(What is required)
Reproduce the lines of the records word for word, starting at the first line and ending at the line that contains "sidebar-link-control-panel-home[interactable]: Панель управления", both included.

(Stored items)

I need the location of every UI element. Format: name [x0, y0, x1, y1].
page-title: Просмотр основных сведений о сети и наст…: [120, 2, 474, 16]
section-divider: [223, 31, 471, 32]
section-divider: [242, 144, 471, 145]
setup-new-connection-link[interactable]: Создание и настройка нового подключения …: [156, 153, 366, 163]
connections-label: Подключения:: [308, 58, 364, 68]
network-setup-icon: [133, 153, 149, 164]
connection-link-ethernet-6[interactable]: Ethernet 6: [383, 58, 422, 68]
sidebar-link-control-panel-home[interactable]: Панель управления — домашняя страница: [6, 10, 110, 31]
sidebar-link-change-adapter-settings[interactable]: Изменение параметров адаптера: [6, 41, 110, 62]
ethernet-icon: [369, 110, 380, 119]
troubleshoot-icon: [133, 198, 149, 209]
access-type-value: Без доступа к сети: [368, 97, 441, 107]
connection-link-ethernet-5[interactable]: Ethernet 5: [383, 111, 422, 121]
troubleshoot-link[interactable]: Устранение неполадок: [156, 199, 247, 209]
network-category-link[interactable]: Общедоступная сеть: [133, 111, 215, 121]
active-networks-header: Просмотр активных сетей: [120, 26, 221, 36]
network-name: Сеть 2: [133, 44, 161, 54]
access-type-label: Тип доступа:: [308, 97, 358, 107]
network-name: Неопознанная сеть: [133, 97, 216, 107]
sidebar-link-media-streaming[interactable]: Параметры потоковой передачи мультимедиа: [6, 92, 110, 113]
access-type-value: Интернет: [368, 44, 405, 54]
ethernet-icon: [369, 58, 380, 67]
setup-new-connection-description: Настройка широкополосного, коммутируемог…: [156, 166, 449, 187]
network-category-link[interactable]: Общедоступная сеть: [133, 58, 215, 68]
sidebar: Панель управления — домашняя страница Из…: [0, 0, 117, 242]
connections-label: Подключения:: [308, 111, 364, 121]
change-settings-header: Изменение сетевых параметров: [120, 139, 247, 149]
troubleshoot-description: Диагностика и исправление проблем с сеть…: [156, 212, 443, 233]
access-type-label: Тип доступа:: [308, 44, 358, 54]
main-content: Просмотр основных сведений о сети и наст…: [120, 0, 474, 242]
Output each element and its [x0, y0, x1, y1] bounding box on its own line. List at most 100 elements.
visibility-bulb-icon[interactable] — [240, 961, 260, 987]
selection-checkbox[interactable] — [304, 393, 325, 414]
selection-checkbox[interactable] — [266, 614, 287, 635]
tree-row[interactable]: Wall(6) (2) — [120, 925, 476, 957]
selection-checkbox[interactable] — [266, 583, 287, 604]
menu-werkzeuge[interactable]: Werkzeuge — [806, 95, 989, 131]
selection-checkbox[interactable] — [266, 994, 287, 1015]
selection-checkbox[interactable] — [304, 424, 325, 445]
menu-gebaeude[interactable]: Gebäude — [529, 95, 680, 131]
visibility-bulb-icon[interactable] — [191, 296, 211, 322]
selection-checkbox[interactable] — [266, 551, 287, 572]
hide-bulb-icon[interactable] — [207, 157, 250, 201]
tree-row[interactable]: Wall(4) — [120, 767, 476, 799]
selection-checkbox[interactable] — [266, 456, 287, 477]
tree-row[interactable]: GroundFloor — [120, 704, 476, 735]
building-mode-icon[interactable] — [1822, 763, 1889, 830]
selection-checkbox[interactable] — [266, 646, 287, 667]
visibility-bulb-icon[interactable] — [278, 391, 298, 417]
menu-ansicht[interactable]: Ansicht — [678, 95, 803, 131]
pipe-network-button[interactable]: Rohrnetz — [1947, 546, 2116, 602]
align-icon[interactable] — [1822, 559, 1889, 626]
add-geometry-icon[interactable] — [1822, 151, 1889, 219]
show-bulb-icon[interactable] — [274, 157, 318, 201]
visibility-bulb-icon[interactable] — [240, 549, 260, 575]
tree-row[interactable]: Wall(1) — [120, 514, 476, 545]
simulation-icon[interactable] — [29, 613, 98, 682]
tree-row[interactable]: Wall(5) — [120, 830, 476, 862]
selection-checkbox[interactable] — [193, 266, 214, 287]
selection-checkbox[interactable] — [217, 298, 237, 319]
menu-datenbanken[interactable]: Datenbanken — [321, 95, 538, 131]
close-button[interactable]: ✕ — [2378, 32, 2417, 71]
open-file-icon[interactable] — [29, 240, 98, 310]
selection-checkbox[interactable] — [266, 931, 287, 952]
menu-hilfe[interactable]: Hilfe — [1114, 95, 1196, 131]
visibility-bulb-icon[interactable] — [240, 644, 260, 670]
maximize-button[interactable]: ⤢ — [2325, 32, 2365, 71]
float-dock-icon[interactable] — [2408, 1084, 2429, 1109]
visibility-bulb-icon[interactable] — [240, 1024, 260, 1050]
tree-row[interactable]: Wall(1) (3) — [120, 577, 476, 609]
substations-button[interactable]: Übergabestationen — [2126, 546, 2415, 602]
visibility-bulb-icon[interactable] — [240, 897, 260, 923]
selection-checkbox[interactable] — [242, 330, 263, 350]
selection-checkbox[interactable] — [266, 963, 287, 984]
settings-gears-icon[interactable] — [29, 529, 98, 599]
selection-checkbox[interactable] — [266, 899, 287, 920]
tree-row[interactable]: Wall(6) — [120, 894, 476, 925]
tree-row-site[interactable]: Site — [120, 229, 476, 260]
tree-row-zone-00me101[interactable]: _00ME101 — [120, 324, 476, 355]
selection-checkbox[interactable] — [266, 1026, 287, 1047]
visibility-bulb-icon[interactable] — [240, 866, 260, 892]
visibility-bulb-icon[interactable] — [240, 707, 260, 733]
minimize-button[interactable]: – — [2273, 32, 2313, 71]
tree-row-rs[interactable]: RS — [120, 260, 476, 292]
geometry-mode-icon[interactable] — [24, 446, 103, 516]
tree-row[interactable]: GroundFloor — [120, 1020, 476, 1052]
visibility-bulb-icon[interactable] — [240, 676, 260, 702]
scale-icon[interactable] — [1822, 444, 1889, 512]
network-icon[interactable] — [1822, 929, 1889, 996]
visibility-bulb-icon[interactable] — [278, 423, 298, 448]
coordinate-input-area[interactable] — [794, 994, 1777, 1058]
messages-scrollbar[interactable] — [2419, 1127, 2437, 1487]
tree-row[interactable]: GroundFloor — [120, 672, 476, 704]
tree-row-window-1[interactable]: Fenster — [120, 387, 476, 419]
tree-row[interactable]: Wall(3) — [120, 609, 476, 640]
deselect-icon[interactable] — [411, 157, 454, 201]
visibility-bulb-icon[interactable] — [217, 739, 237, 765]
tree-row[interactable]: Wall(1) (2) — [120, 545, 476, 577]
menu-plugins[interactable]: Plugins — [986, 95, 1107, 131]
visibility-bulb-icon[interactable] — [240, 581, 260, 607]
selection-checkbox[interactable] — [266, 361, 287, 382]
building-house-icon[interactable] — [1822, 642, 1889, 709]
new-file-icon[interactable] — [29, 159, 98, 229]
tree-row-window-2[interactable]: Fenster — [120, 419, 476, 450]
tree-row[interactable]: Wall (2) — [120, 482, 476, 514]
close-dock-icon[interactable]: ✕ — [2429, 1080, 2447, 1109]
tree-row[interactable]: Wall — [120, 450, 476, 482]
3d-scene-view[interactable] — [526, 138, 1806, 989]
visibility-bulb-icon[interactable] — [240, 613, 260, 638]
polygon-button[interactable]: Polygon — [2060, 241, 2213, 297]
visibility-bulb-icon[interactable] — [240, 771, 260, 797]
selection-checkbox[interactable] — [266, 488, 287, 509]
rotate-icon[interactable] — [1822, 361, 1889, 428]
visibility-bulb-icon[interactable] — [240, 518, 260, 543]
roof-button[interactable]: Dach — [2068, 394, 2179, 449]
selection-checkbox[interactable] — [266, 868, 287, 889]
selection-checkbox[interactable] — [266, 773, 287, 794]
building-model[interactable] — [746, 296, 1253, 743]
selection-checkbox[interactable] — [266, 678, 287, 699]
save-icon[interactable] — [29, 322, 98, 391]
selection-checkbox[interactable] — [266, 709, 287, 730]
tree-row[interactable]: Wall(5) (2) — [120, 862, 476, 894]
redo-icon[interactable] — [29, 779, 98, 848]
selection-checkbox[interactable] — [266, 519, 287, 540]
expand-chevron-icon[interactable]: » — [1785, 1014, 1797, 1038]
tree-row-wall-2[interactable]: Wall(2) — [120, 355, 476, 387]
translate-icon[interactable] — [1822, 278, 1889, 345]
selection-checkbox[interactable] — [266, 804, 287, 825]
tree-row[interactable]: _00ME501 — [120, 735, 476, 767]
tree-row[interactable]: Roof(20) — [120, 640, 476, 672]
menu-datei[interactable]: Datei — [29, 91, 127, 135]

(Right answer)
I need the location of every UI element. Format: name [x0, y0, x1, y1].
page-title: Просмотр основных сведений о сети и наст…: [120, 2, 474, 16]
section-divider: [223, 31, 471, 32]
section-divider: [242, 144, 471, 145]
setup-new-connection-link[interactable]: Создание и настройка нового подключения …: [156, 153, 366, 163]
connections-label: Подключения:: [308, 58, 364, 68]
network-setup-icon: [133, 153, 149, 164]
connection-link-ethernet-6[interactable]: Ethernet 6: [383, 58, 422, 68]
sidebar-link-control-panel-home[interactable]: Панель управления — домашняя страница: [6, 10, 110, 31]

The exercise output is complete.